> **Given task**
Can you retype every record below exactly as written?

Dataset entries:

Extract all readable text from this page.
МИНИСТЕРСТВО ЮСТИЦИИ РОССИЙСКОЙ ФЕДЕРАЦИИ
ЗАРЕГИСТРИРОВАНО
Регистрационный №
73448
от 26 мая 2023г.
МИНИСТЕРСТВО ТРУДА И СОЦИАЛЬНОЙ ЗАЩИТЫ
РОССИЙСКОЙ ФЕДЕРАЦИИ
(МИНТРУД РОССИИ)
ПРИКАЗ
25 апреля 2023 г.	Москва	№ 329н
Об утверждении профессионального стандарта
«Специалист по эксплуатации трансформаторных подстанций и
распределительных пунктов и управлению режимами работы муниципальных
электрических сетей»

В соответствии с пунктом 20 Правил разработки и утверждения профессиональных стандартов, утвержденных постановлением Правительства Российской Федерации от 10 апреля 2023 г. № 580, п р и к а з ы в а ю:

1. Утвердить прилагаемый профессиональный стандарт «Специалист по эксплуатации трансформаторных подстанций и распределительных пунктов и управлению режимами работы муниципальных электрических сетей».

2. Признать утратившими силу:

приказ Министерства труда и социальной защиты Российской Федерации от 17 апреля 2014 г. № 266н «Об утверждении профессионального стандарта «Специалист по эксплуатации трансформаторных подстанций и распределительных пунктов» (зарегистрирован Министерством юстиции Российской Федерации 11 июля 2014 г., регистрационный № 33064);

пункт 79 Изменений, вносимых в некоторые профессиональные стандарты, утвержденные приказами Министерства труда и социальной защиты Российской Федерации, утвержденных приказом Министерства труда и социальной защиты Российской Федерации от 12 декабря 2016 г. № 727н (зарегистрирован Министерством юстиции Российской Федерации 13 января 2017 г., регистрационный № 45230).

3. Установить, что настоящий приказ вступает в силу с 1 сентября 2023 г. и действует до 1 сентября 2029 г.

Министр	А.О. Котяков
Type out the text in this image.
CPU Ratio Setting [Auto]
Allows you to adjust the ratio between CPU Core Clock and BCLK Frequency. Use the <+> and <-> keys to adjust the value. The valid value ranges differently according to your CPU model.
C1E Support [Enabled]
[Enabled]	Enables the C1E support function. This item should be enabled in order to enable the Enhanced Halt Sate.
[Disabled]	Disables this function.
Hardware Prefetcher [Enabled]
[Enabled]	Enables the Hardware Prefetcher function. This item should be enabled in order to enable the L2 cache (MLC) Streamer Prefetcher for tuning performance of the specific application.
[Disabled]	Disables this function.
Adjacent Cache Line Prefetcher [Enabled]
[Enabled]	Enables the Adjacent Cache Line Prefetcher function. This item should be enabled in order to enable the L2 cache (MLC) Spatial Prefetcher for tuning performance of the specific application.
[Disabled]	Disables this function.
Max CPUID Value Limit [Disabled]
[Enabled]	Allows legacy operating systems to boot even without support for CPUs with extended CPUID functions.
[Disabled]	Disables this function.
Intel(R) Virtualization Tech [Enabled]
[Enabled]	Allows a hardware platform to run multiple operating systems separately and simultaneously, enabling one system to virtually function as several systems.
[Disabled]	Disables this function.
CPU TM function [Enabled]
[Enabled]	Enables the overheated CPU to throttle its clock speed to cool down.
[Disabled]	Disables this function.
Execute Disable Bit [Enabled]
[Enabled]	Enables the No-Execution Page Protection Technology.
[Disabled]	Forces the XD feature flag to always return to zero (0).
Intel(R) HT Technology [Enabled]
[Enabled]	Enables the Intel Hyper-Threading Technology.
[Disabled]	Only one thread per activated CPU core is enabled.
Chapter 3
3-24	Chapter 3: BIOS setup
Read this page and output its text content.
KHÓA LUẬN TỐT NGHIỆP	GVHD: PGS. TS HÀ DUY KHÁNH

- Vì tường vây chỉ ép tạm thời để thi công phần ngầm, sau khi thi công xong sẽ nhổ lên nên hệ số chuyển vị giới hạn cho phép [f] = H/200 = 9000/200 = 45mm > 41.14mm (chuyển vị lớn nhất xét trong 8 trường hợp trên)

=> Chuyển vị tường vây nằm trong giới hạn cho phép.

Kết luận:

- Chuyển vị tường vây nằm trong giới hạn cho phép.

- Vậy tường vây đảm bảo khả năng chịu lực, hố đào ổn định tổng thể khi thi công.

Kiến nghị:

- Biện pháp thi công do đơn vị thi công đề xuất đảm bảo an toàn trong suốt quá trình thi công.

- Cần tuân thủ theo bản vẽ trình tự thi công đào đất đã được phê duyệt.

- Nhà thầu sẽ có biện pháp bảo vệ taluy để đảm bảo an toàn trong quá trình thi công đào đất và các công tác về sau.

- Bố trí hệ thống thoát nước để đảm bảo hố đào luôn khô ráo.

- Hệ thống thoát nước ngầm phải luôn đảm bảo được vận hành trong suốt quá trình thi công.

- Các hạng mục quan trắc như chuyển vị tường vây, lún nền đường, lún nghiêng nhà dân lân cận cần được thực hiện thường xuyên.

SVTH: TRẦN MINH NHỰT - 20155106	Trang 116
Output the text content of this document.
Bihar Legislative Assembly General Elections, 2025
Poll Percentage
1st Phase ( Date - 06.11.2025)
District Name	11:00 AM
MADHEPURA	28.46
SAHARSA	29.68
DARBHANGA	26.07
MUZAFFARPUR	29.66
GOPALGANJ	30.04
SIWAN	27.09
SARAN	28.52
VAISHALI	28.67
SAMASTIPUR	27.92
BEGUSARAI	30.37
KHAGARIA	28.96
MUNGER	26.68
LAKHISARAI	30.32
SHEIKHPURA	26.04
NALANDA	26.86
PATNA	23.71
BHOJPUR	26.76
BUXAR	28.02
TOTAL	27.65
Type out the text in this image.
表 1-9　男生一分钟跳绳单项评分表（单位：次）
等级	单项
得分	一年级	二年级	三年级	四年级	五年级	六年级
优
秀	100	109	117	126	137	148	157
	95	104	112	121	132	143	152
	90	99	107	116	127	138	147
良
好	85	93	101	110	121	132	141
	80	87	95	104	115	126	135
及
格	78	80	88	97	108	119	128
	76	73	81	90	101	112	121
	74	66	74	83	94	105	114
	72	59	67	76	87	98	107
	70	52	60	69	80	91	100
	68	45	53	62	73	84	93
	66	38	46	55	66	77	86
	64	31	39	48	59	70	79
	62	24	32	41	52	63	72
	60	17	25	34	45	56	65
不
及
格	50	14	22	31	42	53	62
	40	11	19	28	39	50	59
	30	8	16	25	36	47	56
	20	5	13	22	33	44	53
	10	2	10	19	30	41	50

> **Finished task**
Extract all readable text from this page.
МИНИСТЕРСТВО ЮСТИЦИИ РОССИЙСКОЙ ФЕДЕРАЦИИ
ЗАРЕГИСТРИРОВАНО
Регистрационный №
73448
от 26 мая 2023г.
МИНИСТЕРСТВО ТРУДА И СОЦИАЛЬНОЙ ЗАЩИТЫ
РОССИЙСКОЙ ФЕДЕРАЦИИ
(МИНТРУД РОССИИ)
ПРИКАЗ
25 апреля 2023 г.	Москва	№ 329н
Об утверждении профессионального стандарта
«Специалист по эксплуатации трансформаторных подстанций и
распределительных пунктов и управлению режимами работы муниципальных
электрических сетей»

В соответствии с пунктом 20 Правил разработки и утверждения профессиональных стандартов, утвержденных постановлением Правительства Российской Федерации от 10 апреля 2023 г. № 580, п р и к а з ы в а ю:

1. Утвердить прилагаемый профессиональный стандарт «Специалист по эксплуатации трансформаторных подстанций и распределительных пунктов и управлению режимами работы муниципальных электрических сетей».

2. Признать утратившими силу:

приказ Министерства труда и социальной защиты Российской Федерации от 17 апреля 2014 г. № 266н «Об утверждении профессионального стандарта «Специалист по эксплуатации трансформаторных подстанций и распределительных пунктов» (зарегистрирован Министерством юстиции Российской Федерации 11 июля 2014 г., регистрационный № 33064);

пункт 79 Изменений, вносимых в некоторые профессиональные стандарты, утвержденные приказами Министерства труда и социальной защиты Российской Федерации, утвержденных приказом Министерства труда и социальной защиты Российской Федерации от 12 декабря 2016 г. № 727н (зарегистрирован Министерством юстиции Российской Федерации 13 января 2017 г., регистрационный № 45230).

3. Установить, что настоящий приказ вступает в силу с 1 сентября 2023 г. и действует до 1 сентября 2029 г.

Министр	А.О. Котяков
Type out the text in this image.
CPU Ratio Setting [Auto]
Allows you to adjust the ratio between CPU Core Clock and BCLK Frequency. Use the <+> and <-> keys to adjust the value. The valid value ranges differently according to your CPU model.
C1E Support [Enabled]
[Enabled]	Enables the C1E support function. This item should be enabled in order to enable the Enhanced Halt Sate.
[Disabled]	Disables this function.
Hardware Prefetcher [Enabled]
[Enabled]	Enables the Hardware Prefetcher function. This item should be enabled in order to enable the L2 cache (MLC) Streamer Prefetcher for tuning performance of the specific application.
[Disabled]	Disables this function.
Adjacent Cache Line Prefetcher [Enabled]
[Enabled]	Enables the Adjacent Cache Line Prefetcher function. This item should be enabled in order to enable the L2 cache (MLC) Spatial Prefetcher for tuning performance of the specific application.
[Disabled]	Disables this function.
Max CPUID Value Limit [Disabled]
[Enabled]	Allows legacy operating systems to boot even without support for CPUs with extended CPUID functions.
[Disabled]	Disables this function.
Intel(R) Virtualization Tech [Enabled]
[Enabled]	Allows a hardware platform to run multiple operating systems separately and simultaneously, enabling one system to virtually function as several systems.
[Disabled]	Disables this function.
CPU TM function [Enabled]
[Enabled]	Enables the overheated CPU to throttle its clock speed to cool down.
[Disabled]	Disables this function.
Execute Disable Bit [Enabled]
[Enabled]	Enables the No-Execution Page Protection Technology.
[Disabled]	Forces the XD feature flag to always return to zero (0).
Intel(R) HT Technology [Enabled]
[Enabled]	Enables the Intel Hyper-Threading Technology.
[Disabled]	Only one thread per activated CPU core is enabled.
Chapter 3
3-24	Chapter 3: BIOS setup
Read this page and output its text content.
KHÓA LUẬN TỐT NGHIỆP	GVHD: PGS. TS HÀ DUY KHÁNH

- Vì tường vây chỉ ép tạm thời để thi công phần ngầm, sau khi thi công xong sẽ nhổ lên nên hệ số chuyển vị giới hạn cho phép [f] = H/200 = 9000/200 = 45mm > 41.14mm (chuyển vị lớn nhất xét trong 8 trường hợp trên)

=> Chuyển vị tường vây nằm trong giới hạn cho phép.

Kết luận:

- Chuyển vị tường vây nằm trong giới hạn cho phép.

- Vậy tường vây đảm bảo khả năng chịu lực, hố đào ổn định tổng thể khi thi công.

Kiến nghị:

- Biện pháp thi công do đơn vị thi công đề xuất đảm bảo an toàn trong suốt quá trình thi công.

- Cần tuân thủ theo bản vẽ trình tự thi công đào đất đã được phê duyệt.

- Nhà thầu sẽ có biện pháp bảo vệ taluy để đảm bảo an toàn trong quá trình thi công đào đất và các công tác về sau.

- Bố trí hệ thống thoát nước để đảm bảo hố đào luôn khô ráo.

- Hệ thống thoát nước ngầm phải luôn đảm bảo được vận hành trong suốt quá trình thi công.

- Các hạng mục quan trắc như chuyển vị tường vây, lún nền đường, lún nghiêng nhà dân lân cận cần được thực hiện thường xuyên.

SVTH: TRẦN MINH NHỰT - 20155106	Trang 116
Output the text content of this document.
Bihar Legislative Assembly General Elections, 2025
Poll Percentage
1st Phase ( Date - 06.11.2025)
District Name	11:00 AM
MADHEPURA	28.46
SAHARSA	29.68
DARBHANGA	26.07
MUZAFFARPUR	29.66
GOPALGANJ	30.04
SIWAN	27.09
SARAN	28.52
VAISHALI	28.67
SAMASTIPUR	27.92
BEGUSARAI	30.37
KHAGARIA	28.96
MUNGER	26.68
LAKHISARAI	30.32
SHEIKHPURA	26.04
NALANDA	26.86
PATNA	23.71
BHOJPUR	26.76
BUXAR	28.02
TOTAL	27.65
Type out the text in this image.
表 1-9　男生一分钟跳绳单项评分表（单位：次）
等级	单项
得分	一年级	二年级	三年级	四年级	五年级	六年级
优
秀	100	109	117	126	137	148	157
	95	104	112	121	132	143	152
	90	99	107	116	127	138	147
良
好	85	93	101	110	121	132	141
	80	87	95	104	115	126	135
及
格	78	80	88	97	108	119	128
	76	73	81	90	101	112	121
	74	66	74	83	94	105	114
	72	59	67	76	87	98	107
	70	52	60	69	80	91	100
	68	45	53	62	73	84	93
	66	38	46	55	66	77	86
	64	31	39	48	59	70	79
	62	24	32	41	52	63	72
	60	17	25	34	45	56	65
不
及
格	50	14	22	31	42	53	62
	40	11	19	28	39	50	59
	30	8	16	25	36	47	56
	20	5	13	22	33	44	53
	10	2	10	19	30	41	50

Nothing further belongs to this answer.